*EXERCISE BRIEF*:
Track down every line below that holds "this" and copy it.

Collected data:
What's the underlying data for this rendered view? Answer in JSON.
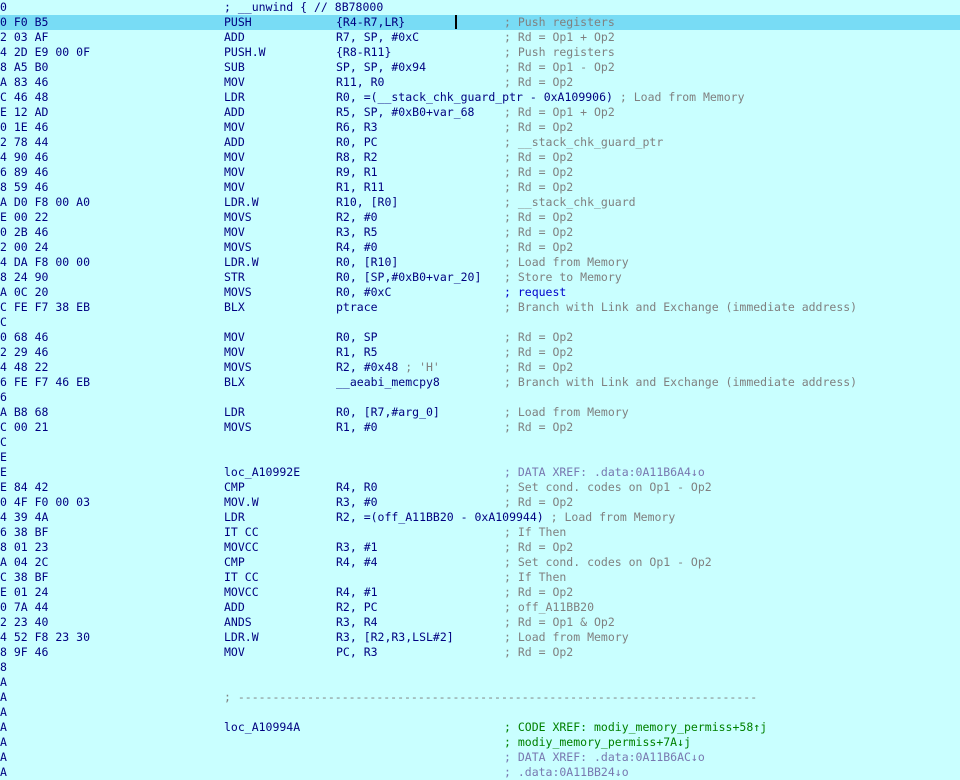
{
  "header": {
    "prefix": "0",
    "text": "; __unwind { // 8B78000"
  },
  "rows": [
    {
      "b": "0 F0 B5",
      "m": "PUSH",
      "o": "{R4-R7,LR}",
      "c": "; Push registers",
      "hl": true
    },
    {
      "b": "2 03 AF",
      "m": "ADD",
      "o": "R7, SP, #0xC",
      "c": "; Rd = Op1 + Op2"
    },
    {
      "b": "4 2D E9 00 0F",
      "m": "PUSH.W",
      "o": "{R8-R11}",
      "c": "; Push registers"
    },
    {
      "b": "8 A5 B0",
      "m": "SUB",
      "o": "SP, SP, #0x94",
      "c": "; Rd = Op1 - Op2"
    },
    {
      "b": "A 83 46",
      "m": "MOV",
      "o": "R11, R0",
      "c": "; Rd = Op2"
    },
    {
      "b": "C 46 48",
      "m": "LDR",
      "o": "R0, =(__stack_chk_guard_ptr - 0xA109906)",
      "ic": "; Load from Memory"
    },
    {
      "b": "E 12 AD",
      "m": "ADD",
      "o": "R5, SP, #0xB0+var_68",
      "c": "; Rd = Op1 + Op2"
    },
    {
      "b": "0 1E 46",
      "m": "MOV",
      "o": "R6, R3",
      "c": "; Rd = Op2"
    },
    {
      "b": "2 78 44",
      "m": "ADD",
      "o": "R0, PC",
      "c": "; __stack_chk_guard_ptr"
    },
    {
      "b": "4 90 46",
      "m": "MOV",
      "o": "R8, R2",
      "c": "; Rd = Op2"
    },
    {
      "b": "6 89 46",
      "m": "MOV",
      "o": "R9, R1",
      "c": "; Rd = Op2"
    },
    {
      "b": "8 59 46",
      "m": "MOV",
      "o": "R1, R11",
      "c": "; Rd = Op2"
    },
    {
      "b": "A D0 F8 00 A0",
      "m": "LDR.W",
      "o": "R10, [R0]",
      "c": "; __stack_chk_guard"
    },
    {
      "b": "E 00 22",
      "m": "MOVS",
      "o": "R2, #0",
      "c": "; Rd = Op2"
    },
    {
      "b": "0 2B 46",
      "m": "MOV",
      "o": "R3, R5",
      "c": "; Rd = Op2"
    },
    {
      "b": "2 00 24",
      "m": "MOVS",
      "o": "R4, #0",
      "c": "; Rd = Op2"
    },
    {
      "b": "4 DA F8 00 00",
      "m": "LDR.W",
      "o": "R0, [R10]",
      "c": "; Load from Memory"
    },
    {
      "b": "8 24 90",
      "m": "STR",
      "o": "R0, [SP,#0xB0+var_20]",
      "c": "; Store to Memory"
    },
    {
      "b": "A 0C 20",
      "m": "MOVS",
      "o": "R0, #0xC",
      "c": "; request",
      "cc": "blue"
    },
    {
      "b": "C FE F7 38 EB",
      "m": "BLX",
      "o": "ptrace",
      "c": "; Branch with Link and Exchange (immediate address)"
    },
    {
      "b": "C"
    },
    {
      "b": "0 68 46",
      "m": "MOV",
      "o": "R0, SP",
      "c": "; Rd = Op2"
    },
    {
      "b": "2 29 46",
      "m": "MOV",
      "o": "R1, R5",
      "c": "; Rd = Op2"
    },
    {
      "b": "4 48 22",
      "m": "MOVS",
      "o": "R2, #0x48",
      "ic": "; 'H'",
      "c": "; Rd = Op2"
    },
    {
      "b": "6 FE F7 46 EB",
      "m": "BLX",
      "o": "__aeabi_memcpy8",
      "c": "; Branch with Link and Exchange (immediate address)"
    },
    {
      "b": "6"
    },
    {
      "b": "A B8 68",
      "m": "LDR",
      "o": "R0, [R7,#arg_0]",
      "c": "; Load from Memory"
    },
    {
      "b": "C 00 21",
      "m": "MOVS",
      "o": "R1, #0",
      "c": "; Rd = Op2"
    },
    {
      "b": "C"
    },
    {
      "b": "E"
    },
    {
      "b": "E",
      "label": "loc_A10992E",
      "c": "; DATA XREF: .data:0A11B6A4↓o",
      "cc": "xref"
    },
    {
      "b": "E 84 42",
      "m": "CMP",
      "o": "R4, R0",
      "c": "; Set cond. codes on Op1 - Op2"
    },
    {
      "b": "0 4F F0 00 03",
      "m": "MOV.W",
      "o": "R3, #0",
      "c": "; Rd = Op2"
    },
    {
      "b": "4 39 4A",
      "m": "LDR",
      "o": "R2, =(off_A11BB20 - 0xA109944)",
      "ic": "; Load from Memory"
    },
    {
      "b": "6 38 BF",
      "m": "IT CC",
      "c": "; If Then"
    },
    {
      "b": "8 01 23",
      "m": "MOVCC",
      "o": "R3, #1",
      "c": "; Rd = Op2"
    },
    {
      "b": "A 04 2C",
      "m": "CMP",
      "o": "R4, #4",
      "c": "; Set cond. codes on Op1 - Op2"
    },
    {
      "b": "C 38 BF",
      "m": "IT CC",
      "c": "; If Then"
    },
    {
      "b": "E 01 24",
      "m": "MOVCC",
      "o": "R4, #1",
      "c": "; Rd = Op2"
    },
    {
      "b": "0 7A 44",
      "m": "ADD",
      "o": "R2, PC",
      "c": "; off_A11BB20"
    },
    {
      "b": "2 23 40",
      "m": "ANDS",
      "o": "R3, R4",
      "c": "; Rd = Op1 & Op2"
    },
    {
      "b": "4 52 F8 23 30",
      "m": "LDR.W",
      "o": "R3, [R2,R3,LSL#2]",
      "c": "; Load from Memory"
    },
    {
      "b": "8 9F 46",
      "m": "MOV",
      "o": "PC, R3",
      "c": "; Rd = Op2"
    },
    {
      "b": "8"
    },
    {
      "b": "A"
    },
    {
      "b": "A",
      "sep": "; ---------------------------------------------------------------------------"
    },
    {
      "b": "A"
    },
    {
      "b": "A",
      "label": "loc_A10994A",
      "c": "; CODE XREF: modiy_memory_permiss+58↑j",
      "cc": "green"
    },
    {
      "b": "A",
      "c": "; modiy_memory_permiss+7A↓j",
      "cc": "green"
    },
    {
      "b": "A",
      "c": "; DATA XREF: .data:0A11B6AC↓o",
      "cc": "xref"
    },
    {
      "b": "A",
      "c": "; .data:0A11BB24↓o",
      "cc": "xref"
    }
  ]
}
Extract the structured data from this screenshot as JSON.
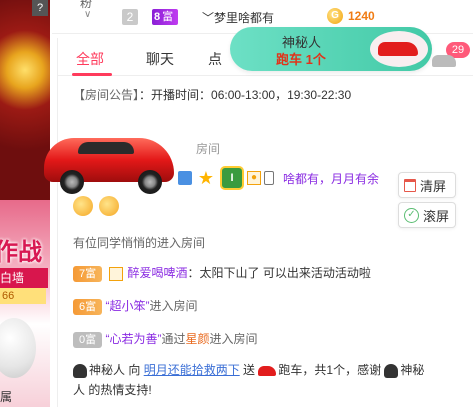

*EXERCISE SOLUTION*:
What's the underlying data for this rendered view? Answer in JSON.
Extract the structured data from this screenshot as JSON.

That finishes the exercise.